Saved entries:
================

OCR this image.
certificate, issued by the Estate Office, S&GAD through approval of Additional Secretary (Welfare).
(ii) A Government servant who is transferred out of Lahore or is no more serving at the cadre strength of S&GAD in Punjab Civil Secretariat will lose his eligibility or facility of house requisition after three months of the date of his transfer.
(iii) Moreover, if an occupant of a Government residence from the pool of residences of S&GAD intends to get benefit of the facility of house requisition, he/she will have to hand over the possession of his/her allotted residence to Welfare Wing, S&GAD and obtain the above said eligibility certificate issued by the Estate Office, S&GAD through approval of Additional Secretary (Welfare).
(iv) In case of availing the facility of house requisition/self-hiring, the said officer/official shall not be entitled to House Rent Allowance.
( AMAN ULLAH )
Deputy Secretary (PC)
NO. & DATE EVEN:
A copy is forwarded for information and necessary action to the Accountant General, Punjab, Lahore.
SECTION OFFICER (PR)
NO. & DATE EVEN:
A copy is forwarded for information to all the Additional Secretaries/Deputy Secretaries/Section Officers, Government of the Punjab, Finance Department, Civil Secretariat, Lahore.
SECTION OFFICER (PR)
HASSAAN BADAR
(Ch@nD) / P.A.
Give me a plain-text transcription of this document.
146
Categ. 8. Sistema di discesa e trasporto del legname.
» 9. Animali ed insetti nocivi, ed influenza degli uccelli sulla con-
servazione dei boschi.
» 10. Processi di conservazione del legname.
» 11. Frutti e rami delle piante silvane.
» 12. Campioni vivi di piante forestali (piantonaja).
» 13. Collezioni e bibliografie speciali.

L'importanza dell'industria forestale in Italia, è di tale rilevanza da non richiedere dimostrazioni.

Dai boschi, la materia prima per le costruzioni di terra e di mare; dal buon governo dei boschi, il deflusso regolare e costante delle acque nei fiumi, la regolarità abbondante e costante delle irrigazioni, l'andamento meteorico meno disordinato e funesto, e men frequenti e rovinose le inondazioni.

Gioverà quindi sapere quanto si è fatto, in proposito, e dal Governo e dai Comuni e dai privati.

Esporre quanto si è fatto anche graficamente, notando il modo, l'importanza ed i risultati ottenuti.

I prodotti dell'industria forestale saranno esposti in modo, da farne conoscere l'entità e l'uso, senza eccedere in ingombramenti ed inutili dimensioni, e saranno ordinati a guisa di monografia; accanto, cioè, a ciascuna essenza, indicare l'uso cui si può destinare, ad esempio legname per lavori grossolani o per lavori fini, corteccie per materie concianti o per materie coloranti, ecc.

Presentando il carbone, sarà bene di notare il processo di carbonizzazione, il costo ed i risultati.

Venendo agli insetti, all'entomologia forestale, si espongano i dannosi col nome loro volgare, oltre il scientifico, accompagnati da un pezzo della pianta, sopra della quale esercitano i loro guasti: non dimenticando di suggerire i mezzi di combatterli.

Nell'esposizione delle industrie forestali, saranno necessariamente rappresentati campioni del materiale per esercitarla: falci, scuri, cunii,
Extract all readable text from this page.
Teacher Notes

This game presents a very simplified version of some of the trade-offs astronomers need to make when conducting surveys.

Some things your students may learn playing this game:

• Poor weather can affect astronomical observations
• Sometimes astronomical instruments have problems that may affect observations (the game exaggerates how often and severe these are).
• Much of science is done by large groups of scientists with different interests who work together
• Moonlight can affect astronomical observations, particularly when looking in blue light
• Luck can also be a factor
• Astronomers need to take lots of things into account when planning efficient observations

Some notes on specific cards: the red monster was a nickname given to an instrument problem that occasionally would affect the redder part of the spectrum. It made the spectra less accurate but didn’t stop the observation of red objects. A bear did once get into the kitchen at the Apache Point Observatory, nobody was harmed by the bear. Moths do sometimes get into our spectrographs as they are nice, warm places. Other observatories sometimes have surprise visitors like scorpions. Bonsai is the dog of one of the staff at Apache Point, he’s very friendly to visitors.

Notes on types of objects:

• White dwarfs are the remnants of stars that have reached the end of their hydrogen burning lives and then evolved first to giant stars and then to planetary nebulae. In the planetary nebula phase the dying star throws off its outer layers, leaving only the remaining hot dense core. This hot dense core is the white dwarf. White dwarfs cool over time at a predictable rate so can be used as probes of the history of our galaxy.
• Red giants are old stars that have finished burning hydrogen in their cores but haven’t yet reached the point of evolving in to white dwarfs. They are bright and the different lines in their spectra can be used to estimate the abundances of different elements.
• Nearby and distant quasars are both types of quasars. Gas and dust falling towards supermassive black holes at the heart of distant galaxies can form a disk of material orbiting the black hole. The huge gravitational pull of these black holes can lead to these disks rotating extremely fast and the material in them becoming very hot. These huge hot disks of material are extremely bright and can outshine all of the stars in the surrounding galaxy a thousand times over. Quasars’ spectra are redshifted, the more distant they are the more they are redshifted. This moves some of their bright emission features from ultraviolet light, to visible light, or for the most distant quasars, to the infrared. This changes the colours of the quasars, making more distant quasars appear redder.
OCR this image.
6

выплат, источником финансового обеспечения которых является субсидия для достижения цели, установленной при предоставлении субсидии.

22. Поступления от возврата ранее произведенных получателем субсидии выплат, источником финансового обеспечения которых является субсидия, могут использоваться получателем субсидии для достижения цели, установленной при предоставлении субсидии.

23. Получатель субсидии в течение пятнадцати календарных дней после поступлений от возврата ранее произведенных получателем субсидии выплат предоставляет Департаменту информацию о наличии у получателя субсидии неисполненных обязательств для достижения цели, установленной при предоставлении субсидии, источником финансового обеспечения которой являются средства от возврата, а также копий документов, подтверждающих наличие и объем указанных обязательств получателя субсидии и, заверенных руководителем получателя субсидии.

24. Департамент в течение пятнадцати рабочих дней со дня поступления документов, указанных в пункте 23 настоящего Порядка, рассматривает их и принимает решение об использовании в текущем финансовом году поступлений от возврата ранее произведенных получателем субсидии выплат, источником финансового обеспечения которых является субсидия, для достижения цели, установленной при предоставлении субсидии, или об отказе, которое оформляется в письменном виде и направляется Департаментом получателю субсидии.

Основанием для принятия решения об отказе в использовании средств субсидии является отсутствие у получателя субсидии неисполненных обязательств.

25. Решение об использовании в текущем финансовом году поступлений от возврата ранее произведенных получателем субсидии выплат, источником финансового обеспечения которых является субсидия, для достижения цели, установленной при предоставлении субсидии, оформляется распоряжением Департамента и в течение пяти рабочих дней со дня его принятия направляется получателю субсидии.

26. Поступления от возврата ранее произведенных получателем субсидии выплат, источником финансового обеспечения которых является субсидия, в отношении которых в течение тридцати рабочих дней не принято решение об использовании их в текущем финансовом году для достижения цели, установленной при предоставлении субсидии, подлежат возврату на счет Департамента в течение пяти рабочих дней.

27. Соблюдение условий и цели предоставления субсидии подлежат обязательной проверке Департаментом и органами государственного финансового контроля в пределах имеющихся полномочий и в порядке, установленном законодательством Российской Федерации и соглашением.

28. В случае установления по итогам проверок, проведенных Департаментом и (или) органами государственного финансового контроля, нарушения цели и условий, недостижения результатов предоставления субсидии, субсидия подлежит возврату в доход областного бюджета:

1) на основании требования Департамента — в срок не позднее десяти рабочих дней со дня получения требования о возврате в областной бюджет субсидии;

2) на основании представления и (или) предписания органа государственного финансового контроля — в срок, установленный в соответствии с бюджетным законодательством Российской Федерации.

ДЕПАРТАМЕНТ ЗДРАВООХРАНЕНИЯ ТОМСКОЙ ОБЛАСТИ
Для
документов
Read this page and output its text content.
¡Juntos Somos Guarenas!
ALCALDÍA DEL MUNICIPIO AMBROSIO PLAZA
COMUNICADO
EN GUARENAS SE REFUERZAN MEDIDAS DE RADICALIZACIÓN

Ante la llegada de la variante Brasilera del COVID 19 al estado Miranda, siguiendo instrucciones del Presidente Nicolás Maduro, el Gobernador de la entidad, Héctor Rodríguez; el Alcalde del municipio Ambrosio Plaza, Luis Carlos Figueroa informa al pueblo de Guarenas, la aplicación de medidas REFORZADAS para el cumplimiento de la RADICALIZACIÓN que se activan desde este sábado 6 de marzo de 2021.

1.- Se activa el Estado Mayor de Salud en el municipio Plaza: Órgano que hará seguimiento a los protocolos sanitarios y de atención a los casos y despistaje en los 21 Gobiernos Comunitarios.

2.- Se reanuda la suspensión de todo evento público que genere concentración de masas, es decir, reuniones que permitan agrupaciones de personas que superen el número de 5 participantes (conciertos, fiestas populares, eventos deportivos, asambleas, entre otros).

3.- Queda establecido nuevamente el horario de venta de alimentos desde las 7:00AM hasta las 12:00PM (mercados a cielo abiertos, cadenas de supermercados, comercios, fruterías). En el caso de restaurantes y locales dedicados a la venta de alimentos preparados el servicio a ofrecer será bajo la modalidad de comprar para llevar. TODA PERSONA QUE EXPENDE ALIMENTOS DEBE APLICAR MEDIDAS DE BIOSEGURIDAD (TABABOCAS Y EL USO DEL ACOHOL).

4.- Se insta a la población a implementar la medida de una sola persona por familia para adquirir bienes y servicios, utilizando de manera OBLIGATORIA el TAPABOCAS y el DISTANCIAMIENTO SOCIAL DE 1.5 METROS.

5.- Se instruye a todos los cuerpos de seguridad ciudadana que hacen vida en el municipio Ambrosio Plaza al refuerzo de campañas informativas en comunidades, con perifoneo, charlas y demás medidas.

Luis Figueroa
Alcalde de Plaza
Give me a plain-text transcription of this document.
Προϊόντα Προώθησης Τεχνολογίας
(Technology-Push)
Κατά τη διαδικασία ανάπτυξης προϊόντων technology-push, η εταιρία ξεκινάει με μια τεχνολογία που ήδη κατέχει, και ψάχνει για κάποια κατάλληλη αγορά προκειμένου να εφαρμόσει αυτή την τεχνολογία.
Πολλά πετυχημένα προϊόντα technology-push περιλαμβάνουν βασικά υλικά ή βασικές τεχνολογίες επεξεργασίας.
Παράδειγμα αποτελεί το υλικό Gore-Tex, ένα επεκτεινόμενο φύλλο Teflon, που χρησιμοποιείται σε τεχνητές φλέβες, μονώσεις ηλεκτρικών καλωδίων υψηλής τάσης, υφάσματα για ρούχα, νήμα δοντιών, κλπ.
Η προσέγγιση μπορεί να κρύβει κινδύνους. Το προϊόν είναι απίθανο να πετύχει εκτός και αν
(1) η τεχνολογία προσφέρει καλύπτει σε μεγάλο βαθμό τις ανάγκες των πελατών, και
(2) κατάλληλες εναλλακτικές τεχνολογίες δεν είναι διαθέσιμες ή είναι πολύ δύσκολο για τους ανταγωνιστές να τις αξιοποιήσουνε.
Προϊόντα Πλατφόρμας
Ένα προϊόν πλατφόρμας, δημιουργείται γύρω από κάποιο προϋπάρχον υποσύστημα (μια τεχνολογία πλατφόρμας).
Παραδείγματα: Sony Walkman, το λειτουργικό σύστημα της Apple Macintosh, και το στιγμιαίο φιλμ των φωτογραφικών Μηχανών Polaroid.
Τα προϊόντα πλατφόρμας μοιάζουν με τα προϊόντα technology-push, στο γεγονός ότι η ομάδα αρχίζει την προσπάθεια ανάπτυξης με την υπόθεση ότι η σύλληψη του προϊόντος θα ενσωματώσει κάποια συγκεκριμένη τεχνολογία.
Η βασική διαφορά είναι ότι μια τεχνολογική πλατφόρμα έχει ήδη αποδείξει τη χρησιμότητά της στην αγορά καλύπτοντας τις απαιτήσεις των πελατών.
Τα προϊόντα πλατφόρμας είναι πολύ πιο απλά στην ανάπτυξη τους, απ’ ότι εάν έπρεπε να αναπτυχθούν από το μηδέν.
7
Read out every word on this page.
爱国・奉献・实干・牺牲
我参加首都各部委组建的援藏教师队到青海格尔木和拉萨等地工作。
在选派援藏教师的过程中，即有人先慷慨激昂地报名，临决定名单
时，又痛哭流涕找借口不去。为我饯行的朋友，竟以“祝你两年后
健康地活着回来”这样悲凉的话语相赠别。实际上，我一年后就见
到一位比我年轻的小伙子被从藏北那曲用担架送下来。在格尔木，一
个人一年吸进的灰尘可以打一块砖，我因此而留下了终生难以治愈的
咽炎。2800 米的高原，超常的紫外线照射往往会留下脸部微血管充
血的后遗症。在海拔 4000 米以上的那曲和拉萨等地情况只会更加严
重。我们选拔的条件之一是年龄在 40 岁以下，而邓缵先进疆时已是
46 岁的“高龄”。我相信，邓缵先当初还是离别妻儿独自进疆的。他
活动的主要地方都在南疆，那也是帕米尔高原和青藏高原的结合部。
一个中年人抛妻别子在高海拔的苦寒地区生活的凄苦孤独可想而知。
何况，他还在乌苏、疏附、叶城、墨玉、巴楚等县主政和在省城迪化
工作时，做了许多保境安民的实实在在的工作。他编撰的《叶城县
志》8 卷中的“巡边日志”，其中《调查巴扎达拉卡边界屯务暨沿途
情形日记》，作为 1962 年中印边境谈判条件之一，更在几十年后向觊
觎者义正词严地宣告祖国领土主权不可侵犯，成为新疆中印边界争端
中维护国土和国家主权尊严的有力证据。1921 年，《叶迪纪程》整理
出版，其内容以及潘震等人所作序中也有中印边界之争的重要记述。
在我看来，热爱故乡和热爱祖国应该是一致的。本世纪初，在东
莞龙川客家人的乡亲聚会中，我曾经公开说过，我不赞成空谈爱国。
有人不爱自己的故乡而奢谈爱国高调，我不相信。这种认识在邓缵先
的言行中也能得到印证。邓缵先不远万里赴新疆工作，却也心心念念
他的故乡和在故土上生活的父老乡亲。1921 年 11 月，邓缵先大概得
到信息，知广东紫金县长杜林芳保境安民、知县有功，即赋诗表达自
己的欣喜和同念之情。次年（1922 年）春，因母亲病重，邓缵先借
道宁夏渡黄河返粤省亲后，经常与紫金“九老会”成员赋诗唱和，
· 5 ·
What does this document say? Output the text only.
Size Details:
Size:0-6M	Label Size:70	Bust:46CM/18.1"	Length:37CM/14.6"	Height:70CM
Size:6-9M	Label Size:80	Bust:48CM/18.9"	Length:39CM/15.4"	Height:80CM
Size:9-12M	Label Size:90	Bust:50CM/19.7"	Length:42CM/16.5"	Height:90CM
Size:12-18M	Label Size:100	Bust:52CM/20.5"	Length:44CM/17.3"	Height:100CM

================

### EXERCISE REQUIREMENTS
Copy out every line in the listing where the word "astronomical" appears.

### REPLY TO THE EXERCISE
• Poor weather can affect astronomical observations
• Sometimes astronomical instruments have problems that may affect observations (the game exaggerates how often and severe these are).
• Moonlight can affect astronomical observations, particularly when looking in blue light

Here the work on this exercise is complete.